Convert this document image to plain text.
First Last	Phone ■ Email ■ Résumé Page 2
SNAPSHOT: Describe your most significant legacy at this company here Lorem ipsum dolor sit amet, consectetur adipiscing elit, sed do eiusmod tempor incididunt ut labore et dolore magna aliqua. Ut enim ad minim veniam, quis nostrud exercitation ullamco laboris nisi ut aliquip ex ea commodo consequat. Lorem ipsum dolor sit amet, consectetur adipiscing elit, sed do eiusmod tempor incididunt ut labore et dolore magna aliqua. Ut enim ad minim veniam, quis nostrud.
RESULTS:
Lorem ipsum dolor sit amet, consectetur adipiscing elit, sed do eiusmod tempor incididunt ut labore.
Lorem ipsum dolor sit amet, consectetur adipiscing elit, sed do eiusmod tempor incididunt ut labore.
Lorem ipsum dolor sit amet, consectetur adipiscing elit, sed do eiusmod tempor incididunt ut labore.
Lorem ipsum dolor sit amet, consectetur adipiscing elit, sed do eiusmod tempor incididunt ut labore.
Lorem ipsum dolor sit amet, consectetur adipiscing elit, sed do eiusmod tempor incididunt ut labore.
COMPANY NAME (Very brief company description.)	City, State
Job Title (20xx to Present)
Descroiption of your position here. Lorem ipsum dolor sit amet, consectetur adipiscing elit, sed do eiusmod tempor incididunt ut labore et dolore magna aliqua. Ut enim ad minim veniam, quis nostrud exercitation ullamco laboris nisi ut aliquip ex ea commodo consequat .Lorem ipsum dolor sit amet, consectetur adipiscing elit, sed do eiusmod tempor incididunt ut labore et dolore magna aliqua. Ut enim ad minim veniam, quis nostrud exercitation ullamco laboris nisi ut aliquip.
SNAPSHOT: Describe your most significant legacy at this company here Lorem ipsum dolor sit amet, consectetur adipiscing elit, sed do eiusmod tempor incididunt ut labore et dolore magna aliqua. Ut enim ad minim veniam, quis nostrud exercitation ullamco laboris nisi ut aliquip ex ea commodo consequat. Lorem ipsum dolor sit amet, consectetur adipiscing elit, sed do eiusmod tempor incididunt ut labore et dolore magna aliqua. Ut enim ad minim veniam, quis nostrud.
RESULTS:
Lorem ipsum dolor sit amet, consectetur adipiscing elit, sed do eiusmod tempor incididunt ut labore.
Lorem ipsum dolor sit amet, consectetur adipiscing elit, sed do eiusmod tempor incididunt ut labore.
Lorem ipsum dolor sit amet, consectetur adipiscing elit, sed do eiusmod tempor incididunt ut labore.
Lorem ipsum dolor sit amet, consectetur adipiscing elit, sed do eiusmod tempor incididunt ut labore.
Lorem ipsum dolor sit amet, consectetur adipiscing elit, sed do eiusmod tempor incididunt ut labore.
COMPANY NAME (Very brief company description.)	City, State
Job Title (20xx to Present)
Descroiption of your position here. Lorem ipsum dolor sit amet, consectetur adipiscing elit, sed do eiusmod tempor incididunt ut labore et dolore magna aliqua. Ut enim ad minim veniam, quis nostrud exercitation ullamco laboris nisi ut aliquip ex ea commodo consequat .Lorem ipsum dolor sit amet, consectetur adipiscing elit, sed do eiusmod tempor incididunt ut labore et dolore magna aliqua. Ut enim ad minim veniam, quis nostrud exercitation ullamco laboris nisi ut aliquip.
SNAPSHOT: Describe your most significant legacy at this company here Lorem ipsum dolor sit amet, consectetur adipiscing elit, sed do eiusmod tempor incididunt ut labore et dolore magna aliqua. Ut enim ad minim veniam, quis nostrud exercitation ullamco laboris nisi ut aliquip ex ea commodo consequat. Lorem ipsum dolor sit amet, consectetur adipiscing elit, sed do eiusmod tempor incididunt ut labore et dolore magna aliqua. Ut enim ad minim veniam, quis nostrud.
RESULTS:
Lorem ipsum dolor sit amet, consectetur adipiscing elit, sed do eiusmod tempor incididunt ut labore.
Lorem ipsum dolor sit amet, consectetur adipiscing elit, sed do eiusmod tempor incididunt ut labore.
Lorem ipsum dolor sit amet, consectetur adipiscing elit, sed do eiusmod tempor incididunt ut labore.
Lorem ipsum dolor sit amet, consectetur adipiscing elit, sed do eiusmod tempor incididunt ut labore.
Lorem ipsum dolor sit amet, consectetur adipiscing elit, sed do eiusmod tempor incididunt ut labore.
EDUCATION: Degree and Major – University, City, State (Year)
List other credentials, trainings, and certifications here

[THE TASK]: Reproduce the material above exactly; please quote every line of it.

[OUTPUT]:
Convert this document image to plain text.
First Last	Phone ■ Email ■ Résumé Page 2
SNAPSHOT: Describe your most significant legacy at this company here Lorem ipsum dolor sit amet, consectetur adipiscing elit, sed do eiusmod tempor incididunt ut labore et dolore magna aliqua. Ut enim ad minim veniam, quis nostrud exercitation ullamco laboris nisi ut aliquip ex ea commodo consequat. Lorem ipsum dolor sit amet, consectetur adipiscing elit, sed do eiusmod tempor incididunt ut labore et dolore magna aliqua. Ut enim ad minim veniam, quis nostrud.
RESULTS:
Lorem ipsum dolor sit amet, consectetur adipiscing elit, sed do eiusmod tempor incididunt ut labore.
Lorem ipsum dolor sit amet, consectetur adipiscing elit, sed do eiusmod tempor incididunt ut labore.
Lorem ipsum dolor sit amet, consectetur adipiscing elit, sed do eiusmod tempor incididunt ut labore.
Lorem ipsum dolor sit amet, consectetur adipiscing elit, sed do eiusmod tempor incididunt ut labore.
Lorem ipsum dolor sit amet, consectetur adipiscing elit, sed do eiusmod tempor incididunt ut labore.
COMPANY NAME (Very brief company description.)	City, State
Job Title (20xx to Present)
Descroiption of your position here. Lorem ipsum dolor sit amet, consectetur adipiscing elit, sed do eiusmod tempor incididunt ut labore et dolore magna aliqua. Ut enim ad minim veniam, quis nostrud exercitation ullamco laboris nisi ut aliquip ex ea commodo consequat .Lorem ipsum dolor sit amet, consectetur adipiscing elit, sed do eiusmod tempor incididunt ut labore et dolore magna aliqua. Ut enim ad minim veniam, quis nostrud exercitation ullamco laboris nisi ut aliquip.
SNAPSHOT: Describe your most significant legacy at this company here Lorem ipsum dolor sit amet, consectetur adipiscing elit, sed do eiusmod tempor incididunt ut labore et dolore magna aliqua. Ut enim ad minim veniam, quis nostrud exercitation ullamco laboris nisi ut aliquip ex ea commodo consequat. Lorem ipsum dolor sit amet, consectetur adipiscing elit, sed do eiusmod tempor incididunt ut labore et dolore magna aliqua. Ut enim ad minim veniam, quis nostrud.
RESULTS:
Lorem ipsum dolor sit amet, consectetur adipiscing elit, sed do eiusmod tempor incididunt ut labore.
Lorem ipsum dolor sit amet, consectetur adipiscing elit, sed do eiusmod tempor incididunt ut labore.
Lorem ipsum dolor sit amet, consectetur adipiscing elit, sed do eiusmod tempor incididunt ut labore.
Lorem ipsum dolor sit amet, consectetur adipiscing elit, sed do eiusmod tempor incididunt ut labore.
Lorem ipsum dolor sit amet, consectetur adipiscing elit, sed do eiusmod tempor incididunt ut labore.
COMPANY NAME (Very brief company description.)	City, State
Job Title (20xx to Present)
Descroiption of your position here. Lorem ipsum dolor sit amet, consectetur adipiscing elit, sed do eiusmod tempor incididunt ut labore et dolore magna aliqua. Ut enim ad minim veniam, quis nostrud exercitation ullamco laboris nisi ut aliquip ex ea commodo consequat .Lorem ipsum dolor sit amet, consectetur adipiscing elit, sed do eiusmod tempor incididunt ut labore et dolore magna aliqua. Ut enim ad minim veniam, quis nostrud exercitation ullamco laboris nisi ut aliquip.
SNAPSHOT: Describe your most significant legacy at this company here Lorem ipsum dolor sit amet, consectetur adipiscing elit, sed do eiusmod tempor incididunt ut labore et dolore magna aliqua. Ut enim ad minim veniam, quis nostrud exercitation ullamco laboris nisi ut aliquip ex ea commodo consequat. Lorem ipsum dolor sit amet, consectetur adipiscing elit, sed do eiusmod tempor incididunt ut labore et dolore magna aliqua. Ut enim ad minim veniam, quis nostrud.
RESULTS:
Lorem ipsum dolor sit amet, consectetur adipiscing elit, sed do eiusmod tempor incididunt ut labore.
Lorem ipsum dolor sit amet, consectetur adipiscing elit, sed do eiusmod tempor incididunt ut labore.
Lorem ipsum dolor sit amet, consectetur adipiscing elit, sed do eiusmod tempor incididunt ut labore.
Lorem ipsum dolor sit amet, consectetur adipiscing elit, sed do eiusmod tempor incididunt ut labore.
Lorem ipsum dolor sit amet, consectetur adipiscing elit, sed do eiusmod tempor incididunt ut labore.
EDUCATION: Degree and Major – University, City, State (Year)
List other credentials, trainings, and certifications here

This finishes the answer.